-------- PAGE --------

Dynamo DB table is created and has a record

$ aws --no-paginate --endpoint-url=http://0.0.0.0:4566 dynamodb list-tables

{
    "TableNames": [
        "Music",
        "my-stream-enrich",
        "my-stream-enrich-2"
    ]
}

$ aws --no-paginate --endpoint-url=http://0.0.0.0:4566 dynamodb scan \
    --table-name my-stream-enrich-2
{
    "Items": [
        {
            "checkpoint": {
                "S": "TRIM_HORIZON"
            },
            "ownerSwitchesSinceCheckpoint": {
                "N": "1"
            },
            "checkpointSubSequenceNumber": {
                "N": "0"
            },
            "leaseKey": {
                "S": "shardId-000000000000"
            },
            "leaseOwner": {
                "S": "2c67fc5478c9:dc1a6fa2-1765-4943-b1ea-afc5a8ff4be4"
            },
            "leaseCounter": {
                "N": "9"
            }
        }
    ],
    "Count": 1,
    "ScannedCount": 1
}

If it helps, I was able to get an older version of Enrich working, though I had to edit the source code to handle endpoint overrides and then rebuild the Docker image. (There was a PR that showed how to do it)

-------- SUPPLIED INFORMATION --------

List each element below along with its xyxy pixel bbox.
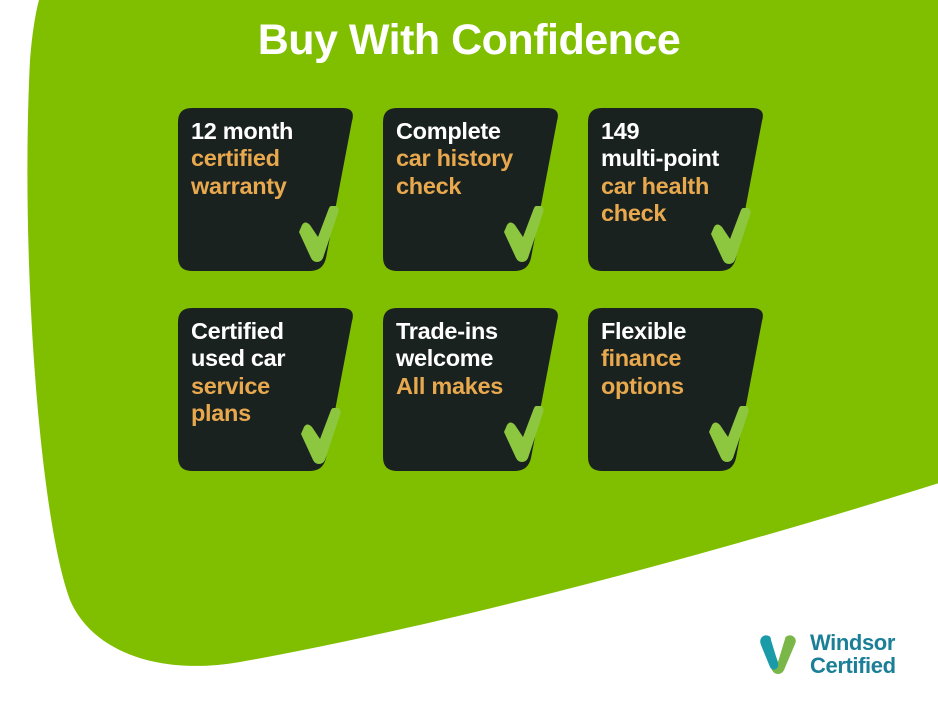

--------

Write out the DynamoDB excerpt in full, word for word. The listing has no connection to the DynamoDB excerpt.

SOLUTION FOR THIS EXERCISE:
Dynamo DB table is created and has a record

$ aws --no-paginate --endpoint-url=http://0.0.0.0:4566 dynamodb list-tables

{
    "TableNames": [
        "Music",
        "my-stream-enrich",
        "my-stream-enrich-2"
    ]
}

$ aws --no-paginate --endpoint-url=http://0.0.0.0:4566 dynamodb scan \
    --table-name my-stream-enrich-2
{
    "Items": [
        {
            "checkpoint": {
                "S": "TRIM_HORIZON"
            },
            "ownerSwitchesSinceCheckpoint": {
                "N": "1"
            },
            "checkpointSubSequenceNumber": {
                "N": "0"
            },
            "leaseKey": {
                "S": "shardId-000000000000"
            },
            "leaseOwner": {
                "S": "2c67fc5478c9:dc1a6fa2-1765-4943-b1ea-afc5a8ff4be4"
            },
            "leaseCounter": {
                "N": "9"
            }
        }
    ],
    "Count": 1,
    "ScannedCount": 1
}

If it helps, I was able to get an older version of Enrich working, though I had to edit the source code to handle endpoint overrides and then rebuild the Docker image. (There was a PR that showed how to do it)